» EXERCISE GOAL
Each entry below is to be written out exactly, and the pictures are to be left out.

» DATASET ROWS
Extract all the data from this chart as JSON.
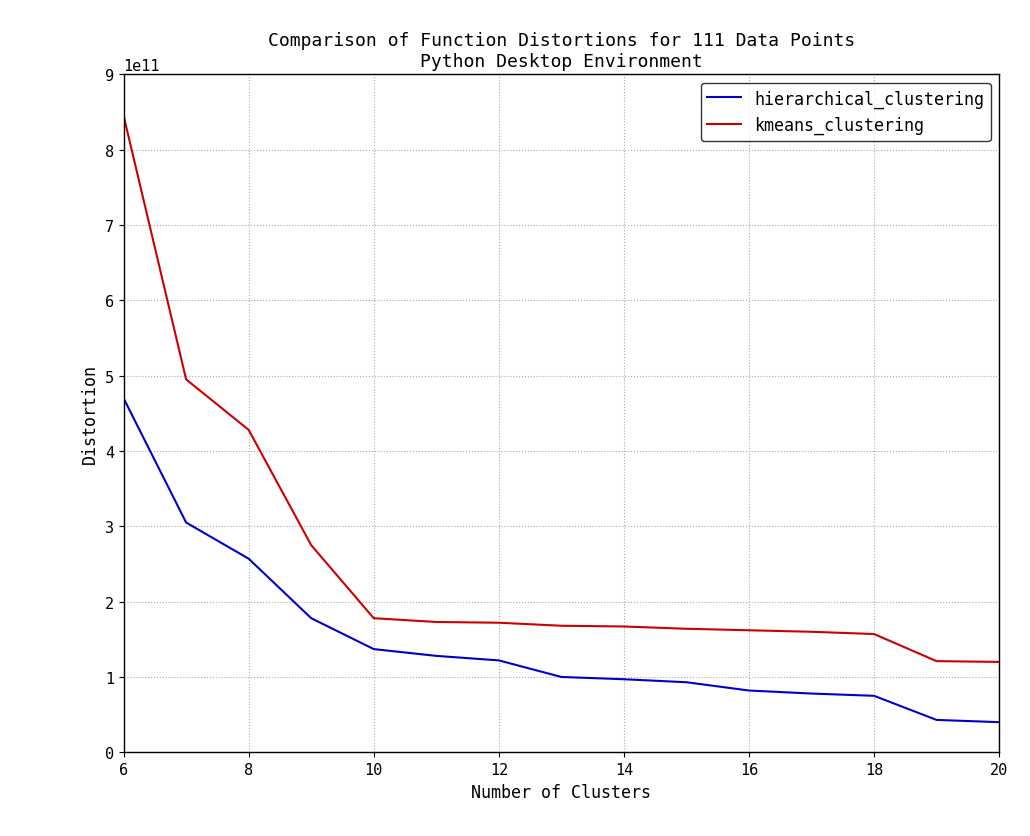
{
  "title_line1": "Comparison of Function Distortions for 111 Data Points",
  "title_line2": "Python Desktop Environment",
  "xlabel": "Number of Clusters",
  "ylabel": "Distortion",
  "x_values": [
    6,
    7,
    8,
    9,
    10,
    11,
    12,
    13,
    14,
    15,
    16,
    17,
    18,
    19,
    20
  ],
  "hierarchical_clustering": [
    470000000000.0,
    305000000000.0,
    257000000000.0,
    178000000000.0,
    137000000000.0,
    128000000000.0,
    122000000000.0,
    100000000000.0,
    97000000000.0,
    93000000000.0,
    82000000000.0,
    78000000000.0,
    75000000000.0,
    43000000000.0,
    40000000000.0
  ],
  "kmeans_clustering": [
    845000000000.0,
    495000000000.0,
    428000000000.0,
    275000000000.0,
    178000000000.0,
    173000000000.0,
    172000000000.0,
    168000000000.0,
    167000000000.0,
    164000000000.0,
    162000000000.0,
    160000000000.0,
    157000000000.0,
    121000000000.0,
    120000000000.0
  ],
  "hierarchical_color": "#0000cc",
  "kmeans_color": "#cc0000",
  "line_width": 1.5,
  "ylim": [
    0,
    900000000000.0
  ],
  "xlim": [
    6,
    20
  ],
  "yticks": [
    0,
    100000000000.0,
    200000000000.0,
    300000000000.0,
    400000000000.0,
    500000000000.0,
    600000000000.0,
    700000000000.0,
    800000000000.0,
    900000000000.0
  ],
  "xticks": [
    6,
    8,
    10,
    12,
    14,
    16,
    18,
    20
  ],
  "grid_color": "#aaaaaa",
  "background_color": "#ffffff",
  "legend_labels": [
    "hierarchical_clustering",
    "kmeans_clustering"
  ],
  "title_fontsize": 13,
  "axis_label_fontsize": 12,
  "tick_fontsize": 11,
  "legend_fontsize": 12
}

» RESULT OF THIS EXERCISE
Extract all the data from this chart as JSON.
{
  "title_line1": "Comparison of Function Distortions for 111 Data Points",
  "title_line2": "Python Desktop Environment",
  "xlabel": "Number of Clusters",
  "ylabel": "Distortion",
  "x_values": [
    6,
    7,
    8,
    9,
    10,
    11,
    12,
    13,
    14,
    15,
    16,
    17,
    18,
    19,
    20
  ],
  "hierarchical_clustering": [
    470000000000.0,
    305000000000.0,
    257000000000.0,
    178000000000.0,
    137000000000.0,
    128000000000.0,
    122000000000.0,
    100000000000.0,
    97000000000.0,
    93000000000.0,
    82000000000.0,
    78000000000.0,
    75000000000.0,
    43000000000.0,
    40000000000.0
  ],
  "kmeans_clustering": [
    845000000000.0,
    495000000000.0,
    428000000000.0,
    275000000000.0,
    178000000000.0,
    173000000000.0,
    172000000000.0,
    168000000000.0,
    167000000000.0,
    164000000000.0,
    162000000000.0,
    160000000000.0,
    157000000000.0,
    121000000000.0,
    120000000000.0
  ],
  "hierarchical_color": "#0000cc",
  "kmeans_color": "#cc0000",
  "line_width": 1.5,
  "ylim": [
    0,
    900000000000.0
  ],
  "xlim": [
    6,
    20
  ],
  "yticks": [
    0,
    100000000000.0,
    200000000000.0,
    300000000000.0,
    400000000000.0,
    500000000000.0,
    600000000000.0,
    700000000000.0,
    800000000000.0,
    900000000000.0
  ],
  "xticks": [
    6,
    8,
    10,
    12,
    14,
    16,
    18,
    20
  ],
  "grid_color": "#aaaaaa",
  "background_color": "#ffffff",
  "legend_labels": [
    "hierarchical_clustering",
    "kmeans_clustering"
  ],
  "title_fontsize": 13,
  "axis_label_fontsize": 12,
  "tick_fontsize": 11,
  "legend_fontsize": 12
}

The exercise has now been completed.